→ **Goal of the exercise**
From the records below, copy every line that contains the word "questions".

(Collected data)
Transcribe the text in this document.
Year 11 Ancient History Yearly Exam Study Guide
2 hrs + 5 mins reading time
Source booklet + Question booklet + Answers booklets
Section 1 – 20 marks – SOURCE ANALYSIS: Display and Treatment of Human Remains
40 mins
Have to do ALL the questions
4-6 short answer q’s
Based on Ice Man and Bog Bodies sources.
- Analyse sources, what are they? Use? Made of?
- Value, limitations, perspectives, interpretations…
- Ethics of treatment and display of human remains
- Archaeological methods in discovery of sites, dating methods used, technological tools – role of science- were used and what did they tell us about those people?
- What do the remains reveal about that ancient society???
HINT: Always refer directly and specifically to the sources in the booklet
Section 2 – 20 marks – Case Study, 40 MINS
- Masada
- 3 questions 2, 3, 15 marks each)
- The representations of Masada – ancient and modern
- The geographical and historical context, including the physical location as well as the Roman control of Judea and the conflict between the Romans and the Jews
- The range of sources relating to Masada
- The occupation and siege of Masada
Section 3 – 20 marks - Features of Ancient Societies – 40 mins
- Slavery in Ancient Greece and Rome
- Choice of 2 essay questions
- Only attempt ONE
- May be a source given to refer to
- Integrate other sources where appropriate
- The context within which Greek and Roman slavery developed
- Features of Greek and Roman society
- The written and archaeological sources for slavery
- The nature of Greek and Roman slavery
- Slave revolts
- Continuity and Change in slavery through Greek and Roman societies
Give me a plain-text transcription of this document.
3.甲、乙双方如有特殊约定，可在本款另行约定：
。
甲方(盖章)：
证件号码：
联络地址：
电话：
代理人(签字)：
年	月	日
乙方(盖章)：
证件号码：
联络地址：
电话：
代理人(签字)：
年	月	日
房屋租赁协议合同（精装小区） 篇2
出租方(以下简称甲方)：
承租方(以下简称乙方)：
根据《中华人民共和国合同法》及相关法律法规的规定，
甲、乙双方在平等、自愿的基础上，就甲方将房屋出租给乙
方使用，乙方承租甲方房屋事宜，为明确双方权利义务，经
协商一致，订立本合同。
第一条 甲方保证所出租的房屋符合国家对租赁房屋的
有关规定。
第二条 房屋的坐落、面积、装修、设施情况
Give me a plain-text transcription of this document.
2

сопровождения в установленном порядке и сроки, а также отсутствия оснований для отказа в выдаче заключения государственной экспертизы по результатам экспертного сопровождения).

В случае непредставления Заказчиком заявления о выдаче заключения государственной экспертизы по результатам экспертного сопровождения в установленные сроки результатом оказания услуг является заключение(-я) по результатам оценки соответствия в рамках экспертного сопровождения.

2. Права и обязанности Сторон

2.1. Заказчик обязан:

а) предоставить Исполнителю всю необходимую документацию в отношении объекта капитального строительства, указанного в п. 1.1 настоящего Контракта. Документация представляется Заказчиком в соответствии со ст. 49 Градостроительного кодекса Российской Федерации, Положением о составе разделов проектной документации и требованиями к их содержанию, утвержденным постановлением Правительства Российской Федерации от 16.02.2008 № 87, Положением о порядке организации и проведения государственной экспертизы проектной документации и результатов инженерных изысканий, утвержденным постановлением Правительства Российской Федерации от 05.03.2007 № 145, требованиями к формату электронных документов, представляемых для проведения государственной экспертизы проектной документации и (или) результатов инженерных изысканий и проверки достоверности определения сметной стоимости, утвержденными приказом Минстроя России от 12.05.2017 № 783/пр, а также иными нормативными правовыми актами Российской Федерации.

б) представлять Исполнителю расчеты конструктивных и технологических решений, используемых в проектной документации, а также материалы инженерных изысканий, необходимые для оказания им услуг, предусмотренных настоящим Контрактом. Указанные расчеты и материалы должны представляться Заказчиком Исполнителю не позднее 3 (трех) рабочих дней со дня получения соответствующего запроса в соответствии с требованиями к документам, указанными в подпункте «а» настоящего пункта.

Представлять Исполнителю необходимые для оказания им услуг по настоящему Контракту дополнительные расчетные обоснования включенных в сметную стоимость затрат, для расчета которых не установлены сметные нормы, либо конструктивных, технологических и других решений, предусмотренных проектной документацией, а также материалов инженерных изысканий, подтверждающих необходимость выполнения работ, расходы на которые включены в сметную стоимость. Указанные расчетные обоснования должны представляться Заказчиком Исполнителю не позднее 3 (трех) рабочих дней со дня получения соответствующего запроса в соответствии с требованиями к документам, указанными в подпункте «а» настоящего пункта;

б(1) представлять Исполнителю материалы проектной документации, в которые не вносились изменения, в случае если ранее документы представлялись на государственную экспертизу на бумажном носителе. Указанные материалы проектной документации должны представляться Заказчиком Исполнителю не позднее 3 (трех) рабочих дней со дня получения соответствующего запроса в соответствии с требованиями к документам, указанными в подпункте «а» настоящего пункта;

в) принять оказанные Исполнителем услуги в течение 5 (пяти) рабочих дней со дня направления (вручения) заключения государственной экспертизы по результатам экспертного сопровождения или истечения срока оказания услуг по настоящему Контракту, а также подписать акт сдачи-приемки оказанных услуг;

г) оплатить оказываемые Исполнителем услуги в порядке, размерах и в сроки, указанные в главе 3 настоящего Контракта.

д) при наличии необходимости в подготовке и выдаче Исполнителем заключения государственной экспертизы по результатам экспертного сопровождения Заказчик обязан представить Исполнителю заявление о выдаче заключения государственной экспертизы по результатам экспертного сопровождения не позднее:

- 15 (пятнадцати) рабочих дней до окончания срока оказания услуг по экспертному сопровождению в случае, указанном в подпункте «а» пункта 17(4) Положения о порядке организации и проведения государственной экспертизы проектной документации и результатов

→ **Worked answer**
Have to do ALL the questions
- 3 questions 2, 3, 15 marks each)
- Choice of 2 essay questions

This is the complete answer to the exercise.